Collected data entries
* Begin *
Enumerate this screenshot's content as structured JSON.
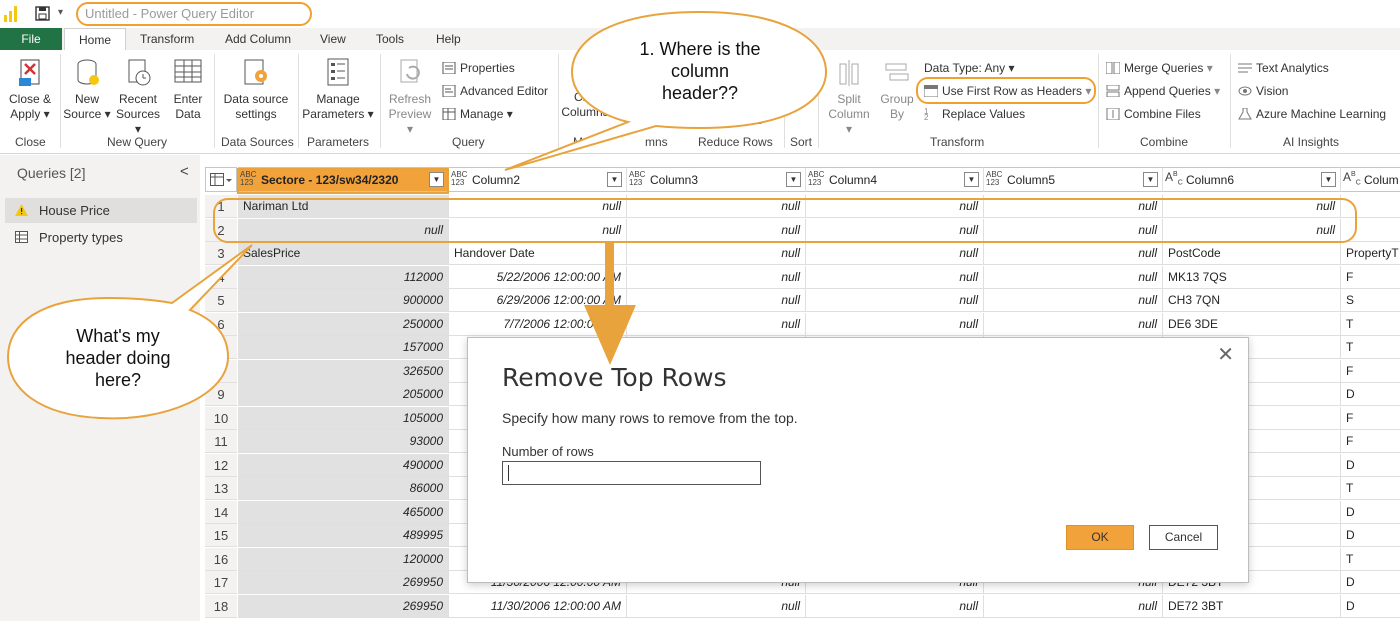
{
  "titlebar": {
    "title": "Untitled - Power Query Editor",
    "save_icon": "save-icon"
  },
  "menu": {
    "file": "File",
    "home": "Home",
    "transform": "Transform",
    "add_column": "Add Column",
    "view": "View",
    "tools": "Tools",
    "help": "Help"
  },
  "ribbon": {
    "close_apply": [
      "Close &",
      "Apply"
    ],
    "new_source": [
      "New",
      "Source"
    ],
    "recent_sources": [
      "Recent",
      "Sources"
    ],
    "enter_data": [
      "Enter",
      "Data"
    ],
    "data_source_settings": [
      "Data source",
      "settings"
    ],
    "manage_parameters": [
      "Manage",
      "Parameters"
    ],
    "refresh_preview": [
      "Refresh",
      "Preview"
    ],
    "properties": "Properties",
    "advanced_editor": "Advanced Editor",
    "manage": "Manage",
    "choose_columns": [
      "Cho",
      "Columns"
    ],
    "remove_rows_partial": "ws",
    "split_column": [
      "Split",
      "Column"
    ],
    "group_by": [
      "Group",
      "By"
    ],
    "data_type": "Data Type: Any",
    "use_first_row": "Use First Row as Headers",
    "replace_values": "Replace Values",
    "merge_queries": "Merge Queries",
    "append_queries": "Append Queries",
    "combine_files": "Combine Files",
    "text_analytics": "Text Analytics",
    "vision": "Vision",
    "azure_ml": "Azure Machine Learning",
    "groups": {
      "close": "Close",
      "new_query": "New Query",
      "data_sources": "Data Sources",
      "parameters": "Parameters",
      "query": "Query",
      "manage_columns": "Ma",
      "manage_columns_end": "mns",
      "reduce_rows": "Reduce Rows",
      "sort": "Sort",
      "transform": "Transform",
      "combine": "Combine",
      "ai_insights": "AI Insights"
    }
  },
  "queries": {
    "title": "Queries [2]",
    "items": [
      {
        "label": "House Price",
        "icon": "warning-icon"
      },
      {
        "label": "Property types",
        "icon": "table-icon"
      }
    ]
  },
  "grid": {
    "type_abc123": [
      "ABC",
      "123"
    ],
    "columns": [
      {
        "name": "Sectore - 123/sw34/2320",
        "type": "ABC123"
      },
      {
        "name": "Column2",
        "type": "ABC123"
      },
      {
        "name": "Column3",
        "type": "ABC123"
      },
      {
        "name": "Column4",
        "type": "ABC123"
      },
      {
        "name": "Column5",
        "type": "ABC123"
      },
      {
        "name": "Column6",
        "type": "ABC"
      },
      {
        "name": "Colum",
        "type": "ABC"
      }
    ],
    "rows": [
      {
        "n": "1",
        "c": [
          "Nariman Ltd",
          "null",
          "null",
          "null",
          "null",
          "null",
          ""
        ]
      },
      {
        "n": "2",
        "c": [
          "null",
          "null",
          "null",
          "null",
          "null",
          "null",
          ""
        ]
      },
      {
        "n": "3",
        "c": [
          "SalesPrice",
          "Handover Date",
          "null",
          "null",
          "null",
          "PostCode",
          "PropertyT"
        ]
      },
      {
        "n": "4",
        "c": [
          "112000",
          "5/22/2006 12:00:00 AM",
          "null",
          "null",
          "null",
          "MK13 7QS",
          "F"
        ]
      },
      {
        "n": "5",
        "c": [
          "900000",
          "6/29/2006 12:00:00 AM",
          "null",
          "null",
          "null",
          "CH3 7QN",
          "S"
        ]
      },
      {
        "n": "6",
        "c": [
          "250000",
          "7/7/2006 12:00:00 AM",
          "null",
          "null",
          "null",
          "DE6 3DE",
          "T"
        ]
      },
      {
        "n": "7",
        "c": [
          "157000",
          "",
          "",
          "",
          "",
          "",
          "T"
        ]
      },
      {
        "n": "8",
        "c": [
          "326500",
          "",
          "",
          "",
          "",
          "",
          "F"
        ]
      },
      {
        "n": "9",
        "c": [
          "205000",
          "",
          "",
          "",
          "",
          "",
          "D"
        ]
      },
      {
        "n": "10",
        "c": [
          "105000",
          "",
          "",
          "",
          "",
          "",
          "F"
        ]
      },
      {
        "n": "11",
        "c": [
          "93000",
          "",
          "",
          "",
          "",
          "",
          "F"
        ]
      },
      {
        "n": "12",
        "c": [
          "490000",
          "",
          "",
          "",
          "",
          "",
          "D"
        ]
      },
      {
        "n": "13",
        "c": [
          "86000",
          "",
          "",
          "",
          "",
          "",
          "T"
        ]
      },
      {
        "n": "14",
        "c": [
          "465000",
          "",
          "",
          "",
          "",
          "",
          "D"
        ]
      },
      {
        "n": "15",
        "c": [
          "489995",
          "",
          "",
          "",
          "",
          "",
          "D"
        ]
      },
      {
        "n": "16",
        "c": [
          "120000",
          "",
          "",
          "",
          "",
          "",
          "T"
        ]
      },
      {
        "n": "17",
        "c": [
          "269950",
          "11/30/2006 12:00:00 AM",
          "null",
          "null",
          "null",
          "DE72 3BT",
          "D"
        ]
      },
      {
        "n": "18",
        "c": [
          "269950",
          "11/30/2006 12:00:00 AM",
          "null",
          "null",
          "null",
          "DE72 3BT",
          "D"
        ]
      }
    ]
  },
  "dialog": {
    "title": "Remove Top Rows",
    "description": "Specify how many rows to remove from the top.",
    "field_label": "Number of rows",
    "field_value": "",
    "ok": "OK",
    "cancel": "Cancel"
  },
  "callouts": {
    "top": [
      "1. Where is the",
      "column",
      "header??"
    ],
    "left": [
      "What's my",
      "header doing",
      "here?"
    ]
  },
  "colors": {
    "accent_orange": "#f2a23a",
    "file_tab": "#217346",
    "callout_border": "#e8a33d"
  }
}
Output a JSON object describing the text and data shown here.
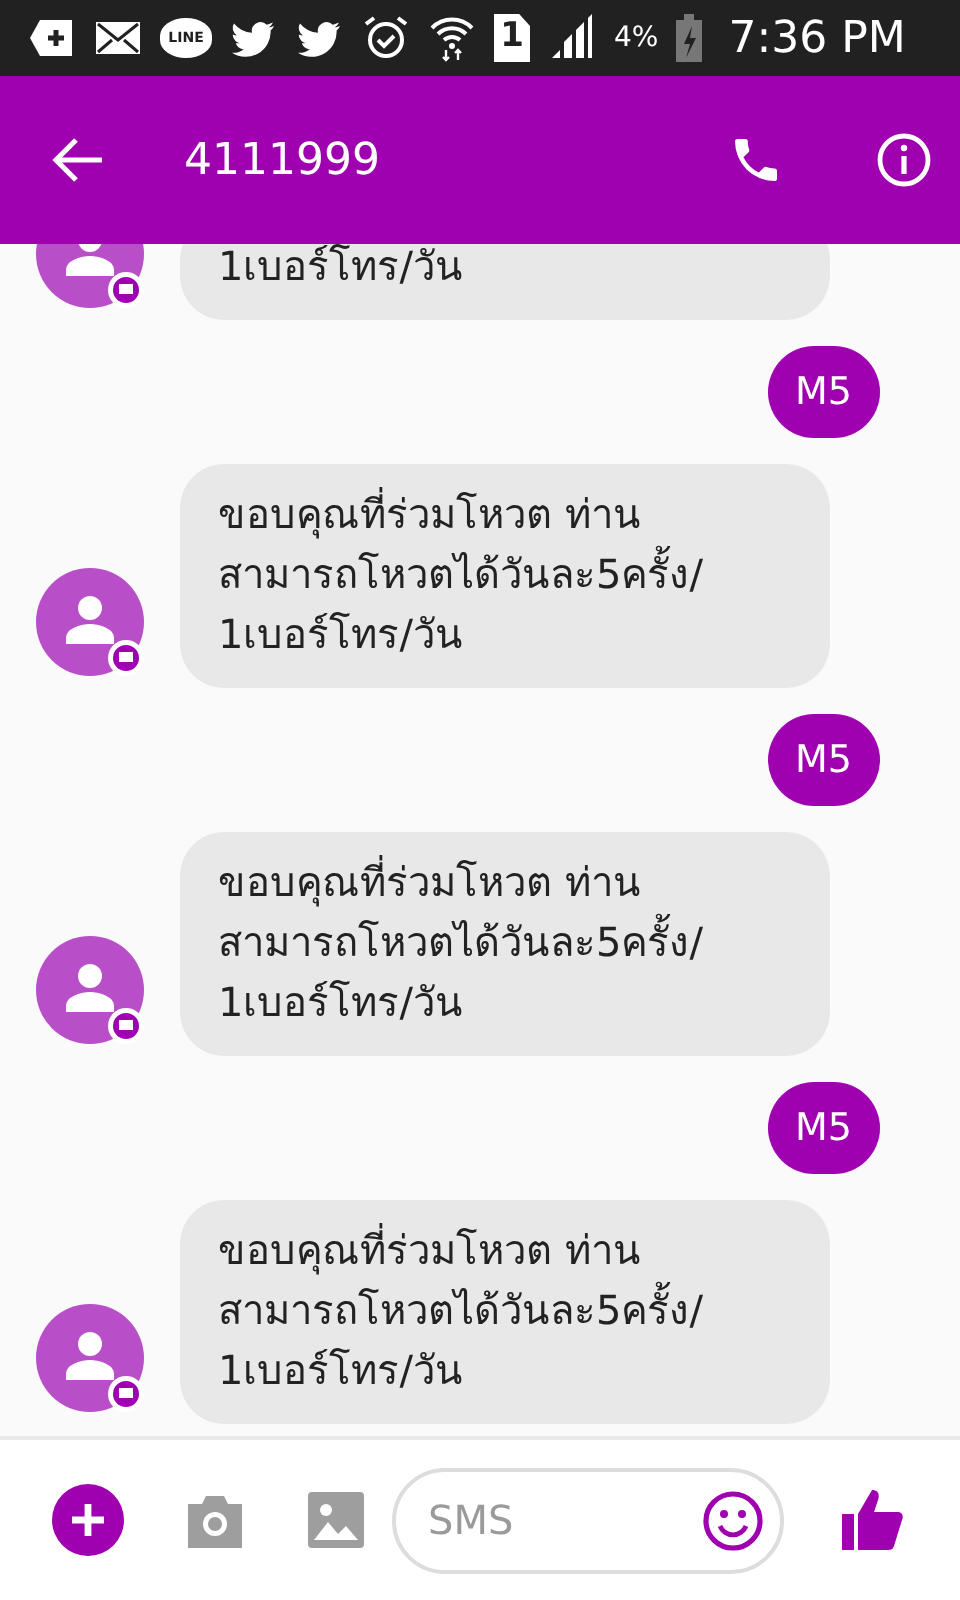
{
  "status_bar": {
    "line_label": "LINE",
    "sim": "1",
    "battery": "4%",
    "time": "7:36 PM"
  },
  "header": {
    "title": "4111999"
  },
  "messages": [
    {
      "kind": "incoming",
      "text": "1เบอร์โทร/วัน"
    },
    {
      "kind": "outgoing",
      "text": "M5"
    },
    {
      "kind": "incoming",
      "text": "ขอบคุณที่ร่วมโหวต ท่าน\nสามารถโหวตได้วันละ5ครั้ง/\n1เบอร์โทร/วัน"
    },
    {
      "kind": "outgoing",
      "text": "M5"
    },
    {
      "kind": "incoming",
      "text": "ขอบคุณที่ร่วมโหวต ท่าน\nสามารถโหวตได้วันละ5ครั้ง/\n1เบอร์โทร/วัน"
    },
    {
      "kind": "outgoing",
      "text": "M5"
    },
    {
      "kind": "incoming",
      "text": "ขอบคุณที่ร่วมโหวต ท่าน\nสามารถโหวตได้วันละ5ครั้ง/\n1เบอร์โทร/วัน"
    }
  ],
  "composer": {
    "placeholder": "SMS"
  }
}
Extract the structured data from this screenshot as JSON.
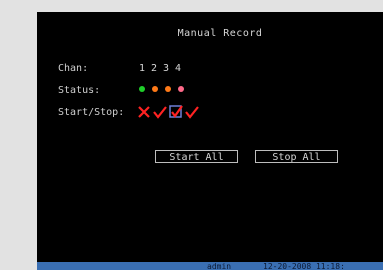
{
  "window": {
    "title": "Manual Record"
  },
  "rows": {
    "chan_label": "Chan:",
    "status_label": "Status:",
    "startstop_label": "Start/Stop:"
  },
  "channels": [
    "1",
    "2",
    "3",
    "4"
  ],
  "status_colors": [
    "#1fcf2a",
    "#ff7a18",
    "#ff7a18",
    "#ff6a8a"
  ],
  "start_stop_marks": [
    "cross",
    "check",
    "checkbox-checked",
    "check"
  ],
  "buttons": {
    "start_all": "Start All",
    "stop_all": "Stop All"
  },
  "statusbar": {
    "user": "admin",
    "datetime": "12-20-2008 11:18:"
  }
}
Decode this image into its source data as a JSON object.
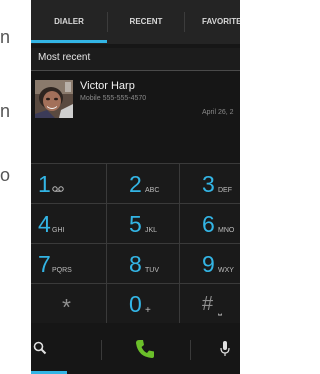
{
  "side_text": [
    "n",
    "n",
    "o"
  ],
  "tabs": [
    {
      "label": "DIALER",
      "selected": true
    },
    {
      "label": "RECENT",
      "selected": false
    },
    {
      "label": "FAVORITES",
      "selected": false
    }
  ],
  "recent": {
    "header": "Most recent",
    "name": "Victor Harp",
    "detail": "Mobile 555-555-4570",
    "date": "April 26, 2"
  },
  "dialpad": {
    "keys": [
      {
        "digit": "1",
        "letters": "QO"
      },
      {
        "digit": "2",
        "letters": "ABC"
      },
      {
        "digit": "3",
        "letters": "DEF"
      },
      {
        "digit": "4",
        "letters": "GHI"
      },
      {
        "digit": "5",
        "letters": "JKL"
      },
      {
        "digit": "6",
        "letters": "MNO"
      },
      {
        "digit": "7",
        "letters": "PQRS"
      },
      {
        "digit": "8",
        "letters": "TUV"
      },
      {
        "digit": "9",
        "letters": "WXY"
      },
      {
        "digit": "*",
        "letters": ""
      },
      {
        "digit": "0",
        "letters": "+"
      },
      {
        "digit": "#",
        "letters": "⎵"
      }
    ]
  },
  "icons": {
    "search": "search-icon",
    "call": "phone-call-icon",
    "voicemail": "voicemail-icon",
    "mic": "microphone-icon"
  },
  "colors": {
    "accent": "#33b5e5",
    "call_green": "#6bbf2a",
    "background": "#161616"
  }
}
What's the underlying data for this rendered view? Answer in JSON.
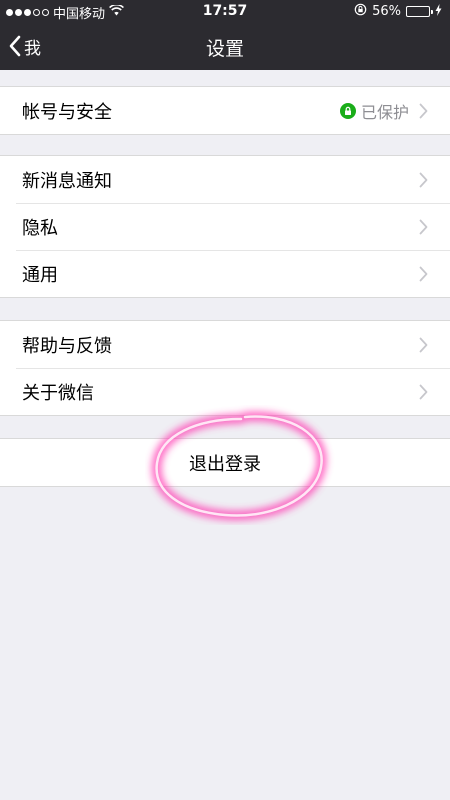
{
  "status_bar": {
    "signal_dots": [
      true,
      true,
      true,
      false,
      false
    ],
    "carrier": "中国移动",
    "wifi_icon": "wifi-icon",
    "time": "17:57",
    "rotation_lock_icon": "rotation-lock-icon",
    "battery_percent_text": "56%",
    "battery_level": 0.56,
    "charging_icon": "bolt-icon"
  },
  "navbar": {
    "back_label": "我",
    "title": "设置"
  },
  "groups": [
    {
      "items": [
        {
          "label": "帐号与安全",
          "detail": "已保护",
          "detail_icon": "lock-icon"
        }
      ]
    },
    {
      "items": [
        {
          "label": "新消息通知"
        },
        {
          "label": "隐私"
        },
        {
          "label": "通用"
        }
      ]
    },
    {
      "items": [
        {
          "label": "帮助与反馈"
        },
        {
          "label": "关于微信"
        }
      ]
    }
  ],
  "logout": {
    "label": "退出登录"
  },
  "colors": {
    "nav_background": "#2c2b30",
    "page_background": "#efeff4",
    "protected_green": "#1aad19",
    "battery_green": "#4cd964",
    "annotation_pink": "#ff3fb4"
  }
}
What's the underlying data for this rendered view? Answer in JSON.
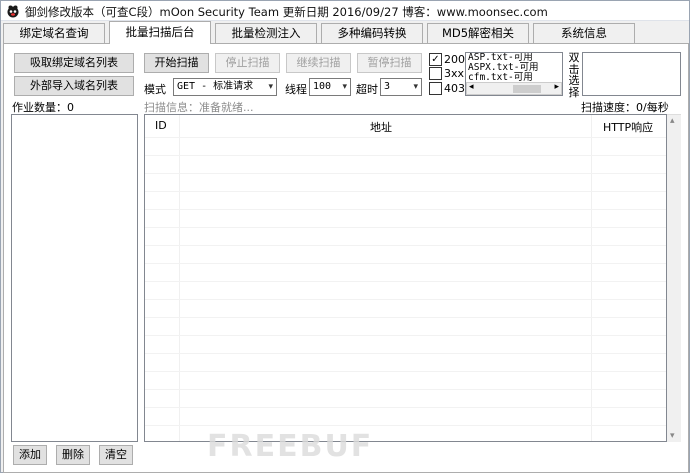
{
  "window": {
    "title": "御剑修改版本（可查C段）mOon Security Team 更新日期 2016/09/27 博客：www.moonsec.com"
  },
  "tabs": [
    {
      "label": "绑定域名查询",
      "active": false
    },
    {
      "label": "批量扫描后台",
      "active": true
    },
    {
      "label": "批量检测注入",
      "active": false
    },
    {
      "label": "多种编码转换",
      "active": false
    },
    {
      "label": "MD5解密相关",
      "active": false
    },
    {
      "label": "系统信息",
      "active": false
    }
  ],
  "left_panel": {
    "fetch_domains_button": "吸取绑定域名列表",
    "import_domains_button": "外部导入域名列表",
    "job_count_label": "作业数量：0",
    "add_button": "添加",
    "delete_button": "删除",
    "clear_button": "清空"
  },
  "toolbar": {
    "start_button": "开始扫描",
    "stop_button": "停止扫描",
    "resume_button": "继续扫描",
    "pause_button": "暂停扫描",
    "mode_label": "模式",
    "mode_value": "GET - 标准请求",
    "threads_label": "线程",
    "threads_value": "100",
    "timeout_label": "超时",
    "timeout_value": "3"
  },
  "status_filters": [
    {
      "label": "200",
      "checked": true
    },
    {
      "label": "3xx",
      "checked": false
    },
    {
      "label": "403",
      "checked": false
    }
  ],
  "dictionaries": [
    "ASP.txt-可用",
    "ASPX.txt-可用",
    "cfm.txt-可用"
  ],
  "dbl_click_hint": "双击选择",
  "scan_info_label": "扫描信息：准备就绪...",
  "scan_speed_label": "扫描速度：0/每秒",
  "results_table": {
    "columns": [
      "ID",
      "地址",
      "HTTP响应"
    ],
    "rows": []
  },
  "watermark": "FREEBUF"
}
* End *
WHAT THIS TASK INVOLVES: How many of the lines above contain the string "transform"? Give the number only.

WRITTEN ANSWER: 2